Second. With regard to the time, at which that quantity of interest is to be enjoyed.
Third. With regard to the number and connections of the tenants.
The Quantity of Interest. This is measured by its duration and extent. Either his right of possession is to subsist for an uncertain period, during his own life, or the life of another; to end with his decease, or to remain to his descendants, or it is limited to a certain period; or lastly, it is infinite and unlimited, being vested in him and his representatives forever. This occasions the primary division of estates into:
Estates of freehold.
Estates of Freehold. An estate of freehold, liberum tenementum, or frank-tenement, is the possession of the soil by a freeman. It requires actual possession of the land, or legally speaking, freehold, which can only be given by the ceremony of livery of seisin, which is the same as feudal investiture.

DATA SUPPLIED:
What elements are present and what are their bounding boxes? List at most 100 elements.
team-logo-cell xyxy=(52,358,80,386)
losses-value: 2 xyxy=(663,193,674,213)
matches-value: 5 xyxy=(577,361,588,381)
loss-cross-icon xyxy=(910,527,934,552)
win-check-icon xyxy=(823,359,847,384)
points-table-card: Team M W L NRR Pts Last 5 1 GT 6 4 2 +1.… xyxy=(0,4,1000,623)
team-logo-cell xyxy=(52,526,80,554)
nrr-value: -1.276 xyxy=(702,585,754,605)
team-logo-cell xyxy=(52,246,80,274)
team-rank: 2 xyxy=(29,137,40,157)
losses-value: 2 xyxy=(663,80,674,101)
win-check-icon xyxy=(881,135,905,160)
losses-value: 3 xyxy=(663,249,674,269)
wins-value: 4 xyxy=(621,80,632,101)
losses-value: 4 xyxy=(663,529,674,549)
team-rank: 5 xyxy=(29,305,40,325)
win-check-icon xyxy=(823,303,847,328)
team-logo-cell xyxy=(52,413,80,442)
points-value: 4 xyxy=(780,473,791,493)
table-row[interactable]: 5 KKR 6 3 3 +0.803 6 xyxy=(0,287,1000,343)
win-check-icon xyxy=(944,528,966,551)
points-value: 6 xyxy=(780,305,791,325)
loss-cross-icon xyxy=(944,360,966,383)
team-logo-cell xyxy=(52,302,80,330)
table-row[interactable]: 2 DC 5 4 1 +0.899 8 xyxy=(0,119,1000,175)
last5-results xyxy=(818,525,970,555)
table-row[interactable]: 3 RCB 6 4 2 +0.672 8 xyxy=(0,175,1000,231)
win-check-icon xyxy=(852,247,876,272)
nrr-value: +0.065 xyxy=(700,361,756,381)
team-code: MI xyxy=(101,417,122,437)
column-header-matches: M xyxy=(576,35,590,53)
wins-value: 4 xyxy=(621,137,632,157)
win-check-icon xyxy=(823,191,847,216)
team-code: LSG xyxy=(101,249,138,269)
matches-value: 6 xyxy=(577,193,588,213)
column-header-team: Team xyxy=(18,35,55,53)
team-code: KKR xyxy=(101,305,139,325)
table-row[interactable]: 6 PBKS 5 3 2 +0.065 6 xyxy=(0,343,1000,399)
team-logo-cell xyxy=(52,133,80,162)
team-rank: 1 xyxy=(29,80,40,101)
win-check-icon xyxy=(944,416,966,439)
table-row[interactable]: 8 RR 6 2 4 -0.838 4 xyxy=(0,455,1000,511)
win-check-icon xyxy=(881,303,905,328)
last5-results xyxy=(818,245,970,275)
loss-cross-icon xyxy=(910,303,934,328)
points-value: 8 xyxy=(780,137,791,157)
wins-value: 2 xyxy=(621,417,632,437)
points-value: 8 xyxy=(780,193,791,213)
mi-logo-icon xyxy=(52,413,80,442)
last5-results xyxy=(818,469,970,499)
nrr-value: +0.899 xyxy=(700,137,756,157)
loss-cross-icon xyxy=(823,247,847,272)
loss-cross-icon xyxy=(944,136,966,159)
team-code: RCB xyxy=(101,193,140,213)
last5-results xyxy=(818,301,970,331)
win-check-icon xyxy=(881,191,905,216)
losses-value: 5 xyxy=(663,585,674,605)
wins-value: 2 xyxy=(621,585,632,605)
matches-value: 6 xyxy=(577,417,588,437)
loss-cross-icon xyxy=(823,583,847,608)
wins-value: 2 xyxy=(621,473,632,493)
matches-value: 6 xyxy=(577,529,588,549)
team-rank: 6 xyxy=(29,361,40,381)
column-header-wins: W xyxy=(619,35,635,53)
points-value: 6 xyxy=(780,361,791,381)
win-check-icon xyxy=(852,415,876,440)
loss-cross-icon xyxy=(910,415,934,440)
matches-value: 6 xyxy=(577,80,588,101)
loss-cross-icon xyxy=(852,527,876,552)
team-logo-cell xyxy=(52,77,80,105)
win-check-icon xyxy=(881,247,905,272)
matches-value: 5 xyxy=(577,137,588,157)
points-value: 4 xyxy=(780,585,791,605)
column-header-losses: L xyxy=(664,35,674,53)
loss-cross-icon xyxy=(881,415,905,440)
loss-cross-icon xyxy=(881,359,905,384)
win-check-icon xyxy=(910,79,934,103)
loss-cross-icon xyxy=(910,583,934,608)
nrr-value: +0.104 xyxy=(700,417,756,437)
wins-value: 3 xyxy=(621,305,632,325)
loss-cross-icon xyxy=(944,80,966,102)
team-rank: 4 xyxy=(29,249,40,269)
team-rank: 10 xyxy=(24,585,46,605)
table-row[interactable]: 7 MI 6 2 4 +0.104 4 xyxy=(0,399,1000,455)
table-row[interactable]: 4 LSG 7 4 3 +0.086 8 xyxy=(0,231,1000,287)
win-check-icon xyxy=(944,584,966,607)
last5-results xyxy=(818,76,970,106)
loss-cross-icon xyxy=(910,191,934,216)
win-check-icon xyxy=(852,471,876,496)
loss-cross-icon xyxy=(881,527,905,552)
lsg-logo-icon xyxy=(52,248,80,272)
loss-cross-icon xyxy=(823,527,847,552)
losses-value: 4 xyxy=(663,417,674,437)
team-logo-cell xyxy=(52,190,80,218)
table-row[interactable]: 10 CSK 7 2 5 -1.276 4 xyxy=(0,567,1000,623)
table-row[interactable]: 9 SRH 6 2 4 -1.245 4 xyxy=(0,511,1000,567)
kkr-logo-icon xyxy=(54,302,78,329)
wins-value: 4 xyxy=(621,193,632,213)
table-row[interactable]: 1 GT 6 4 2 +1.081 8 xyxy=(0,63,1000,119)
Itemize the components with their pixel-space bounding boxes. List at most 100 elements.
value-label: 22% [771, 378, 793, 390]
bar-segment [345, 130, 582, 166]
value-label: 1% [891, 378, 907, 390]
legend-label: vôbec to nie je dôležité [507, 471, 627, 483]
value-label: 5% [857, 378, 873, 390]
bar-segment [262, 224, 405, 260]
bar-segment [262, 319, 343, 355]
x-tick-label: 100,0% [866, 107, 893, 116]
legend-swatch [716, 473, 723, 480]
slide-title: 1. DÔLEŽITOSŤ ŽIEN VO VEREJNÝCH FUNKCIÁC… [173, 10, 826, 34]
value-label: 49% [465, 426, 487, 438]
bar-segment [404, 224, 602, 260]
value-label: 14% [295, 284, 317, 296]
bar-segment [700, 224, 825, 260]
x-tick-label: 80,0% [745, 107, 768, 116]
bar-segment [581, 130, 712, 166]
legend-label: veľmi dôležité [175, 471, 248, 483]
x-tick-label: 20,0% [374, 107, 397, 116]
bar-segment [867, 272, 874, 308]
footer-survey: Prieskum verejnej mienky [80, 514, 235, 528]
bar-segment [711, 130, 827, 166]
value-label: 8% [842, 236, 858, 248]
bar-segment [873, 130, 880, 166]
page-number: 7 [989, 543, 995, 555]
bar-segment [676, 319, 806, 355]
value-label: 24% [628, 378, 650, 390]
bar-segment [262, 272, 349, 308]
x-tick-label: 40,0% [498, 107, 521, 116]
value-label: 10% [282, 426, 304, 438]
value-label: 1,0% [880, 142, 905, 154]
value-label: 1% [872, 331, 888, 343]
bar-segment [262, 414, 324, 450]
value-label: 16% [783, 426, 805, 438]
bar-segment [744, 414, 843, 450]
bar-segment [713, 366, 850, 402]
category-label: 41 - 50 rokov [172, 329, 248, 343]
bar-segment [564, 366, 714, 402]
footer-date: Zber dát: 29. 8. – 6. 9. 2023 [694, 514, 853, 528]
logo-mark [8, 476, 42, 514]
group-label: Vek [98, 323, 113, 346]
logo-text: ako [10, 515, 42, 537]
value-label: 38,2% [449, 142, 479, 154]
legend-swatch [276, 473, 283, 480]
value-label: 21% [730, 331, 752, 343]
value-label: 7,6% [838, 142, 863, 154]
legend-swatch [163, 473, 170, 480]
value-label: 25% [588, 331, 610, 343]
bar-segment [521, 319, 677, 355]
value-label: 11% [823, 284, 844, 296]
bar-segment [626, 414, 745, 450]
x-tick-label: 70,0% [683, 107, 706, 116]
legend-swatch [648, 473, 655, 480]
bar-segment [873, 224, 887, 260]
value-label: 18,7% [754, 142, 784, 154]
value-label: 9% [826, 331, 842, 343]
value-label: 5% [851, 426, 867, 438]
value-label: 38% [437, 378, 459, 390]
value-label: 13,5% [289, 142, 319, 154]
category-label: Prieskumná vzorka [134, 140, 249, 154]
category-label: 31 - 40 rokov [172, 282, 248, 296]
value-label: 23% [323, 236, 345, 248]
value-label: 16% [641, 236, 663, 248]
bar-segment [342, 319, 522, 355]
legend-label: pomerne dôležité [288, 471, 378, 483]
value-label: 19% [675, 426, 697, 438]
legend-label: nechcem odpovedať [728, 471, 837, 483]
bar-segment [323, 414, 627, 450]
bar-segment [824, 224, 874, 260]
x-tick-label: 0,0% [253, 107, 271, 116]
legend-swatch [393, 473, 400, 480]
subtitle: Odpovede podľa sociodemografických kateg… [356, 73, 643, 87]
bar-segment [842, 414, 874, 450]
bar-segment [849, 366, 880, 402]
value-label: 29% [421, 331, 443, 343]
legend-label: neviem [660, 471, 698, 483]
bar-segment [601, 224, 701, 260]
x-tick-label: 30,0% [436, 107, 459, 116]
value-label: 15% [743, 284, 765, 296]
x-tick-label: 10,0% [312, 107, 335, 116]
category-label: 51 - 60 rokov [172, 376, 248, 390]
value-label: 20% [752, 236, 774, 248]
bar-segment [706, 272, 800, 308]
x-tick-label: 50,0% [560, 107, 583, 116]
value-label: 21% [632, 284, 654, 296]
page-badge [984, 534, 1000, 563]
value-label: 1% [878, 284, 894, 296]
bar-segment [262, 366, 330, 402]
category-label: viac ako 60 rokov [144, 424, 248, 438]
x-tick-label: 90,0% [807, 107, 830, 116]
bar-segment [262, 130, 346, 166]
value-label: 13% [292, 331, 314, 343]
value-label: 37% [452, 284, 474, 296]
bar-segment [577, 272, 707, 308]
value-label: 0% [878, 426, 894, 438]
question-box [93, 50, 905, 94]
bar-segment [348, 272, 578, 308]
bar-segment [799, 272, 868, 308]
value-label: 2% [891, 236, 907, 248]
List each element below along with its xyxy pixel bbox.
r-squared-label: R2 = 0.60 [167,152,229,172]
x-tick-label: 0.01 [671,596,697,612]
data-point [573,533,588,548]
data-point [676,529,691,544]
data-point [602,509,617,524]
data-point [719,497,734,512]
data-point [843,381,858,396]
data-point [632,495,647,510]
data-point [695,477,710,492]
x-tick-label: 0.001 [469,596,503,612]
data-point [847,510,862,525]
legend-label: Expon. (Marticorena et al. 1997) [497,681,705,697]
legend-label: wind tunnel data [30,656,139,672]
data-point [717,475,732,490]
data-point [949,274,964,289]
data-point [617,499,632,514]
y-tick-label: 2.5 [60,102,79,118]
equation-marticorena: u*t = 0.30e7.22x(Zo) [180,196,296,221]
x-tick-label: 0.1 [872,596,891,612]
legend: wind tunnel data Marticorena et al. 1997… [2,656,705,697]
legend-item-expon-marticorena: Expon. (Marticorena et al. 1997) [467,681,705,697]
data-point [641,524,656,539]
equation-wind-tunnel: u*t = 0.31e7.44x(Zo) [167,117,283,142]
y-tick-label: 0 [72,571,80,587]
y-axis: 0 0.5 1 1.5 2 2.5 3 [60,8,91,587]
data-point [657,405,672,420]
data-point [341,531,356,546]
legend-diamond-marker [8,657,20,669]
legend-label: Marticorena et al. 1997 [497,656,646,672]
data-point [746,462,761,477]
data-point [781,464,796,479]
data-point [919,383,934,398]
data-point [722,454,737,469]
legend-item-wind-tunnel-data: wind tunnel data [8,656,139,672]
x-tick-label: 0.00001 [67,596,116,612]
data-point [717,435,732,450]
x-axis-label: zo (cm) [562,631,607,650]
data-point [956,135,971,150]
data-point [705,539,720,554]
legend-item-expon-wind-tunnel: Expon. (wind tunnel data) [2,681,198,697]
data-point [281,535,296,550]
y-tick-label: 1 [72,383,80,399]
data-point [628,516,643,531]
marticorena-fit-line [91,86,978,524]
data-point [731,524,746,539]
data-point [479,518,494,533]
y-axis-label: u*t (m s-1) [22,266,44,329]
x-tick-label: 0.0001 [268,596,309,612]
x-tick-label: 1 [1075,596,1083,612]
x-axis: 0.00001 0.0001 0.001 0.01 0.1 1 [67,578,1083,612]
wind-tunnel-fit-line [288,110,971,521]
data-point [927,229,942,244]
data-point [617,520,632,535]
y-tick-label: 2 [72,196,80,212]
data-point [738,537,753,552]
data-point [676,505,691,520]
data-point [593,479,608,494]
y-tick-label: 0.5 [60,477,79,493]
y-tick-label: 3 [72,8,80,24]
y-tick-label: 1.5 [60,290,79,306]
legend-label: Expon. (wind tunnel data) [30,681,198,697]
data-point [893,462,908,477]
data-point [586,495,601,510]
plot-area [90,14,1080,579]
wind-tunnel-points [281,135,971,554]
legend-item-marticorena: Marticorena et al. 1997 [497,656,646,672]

WORK REQUIRED: Write out the passage on estates again, between "The Quantity of" and "as feudal investiture.", inclusive, swapping "possession" for "occupancy".

REPLY TO THE EXERCISE:
The Quantity of Interest. This is measured by its duration and extent. Either his right of occupancy is to subsist for an uncertain period, during his own life, or the life of another; to end with his decease, or to remain to his descendants, or it is limited to a certain period; or lastly, it is infinite and unlimited, being vested in him and his representatives forever. This occasions the primary division of estates into:
Estates of freehold.
Estates of Freehold. An estate of freehold, liberum tenementum, or frank-tenement, is the occupancy of the soil by a freeman. It requires actual occupancy of the land, or legally speaking, freehold, which can only be given by the ceremony of livery of seisin, which is the same as feudal investiture.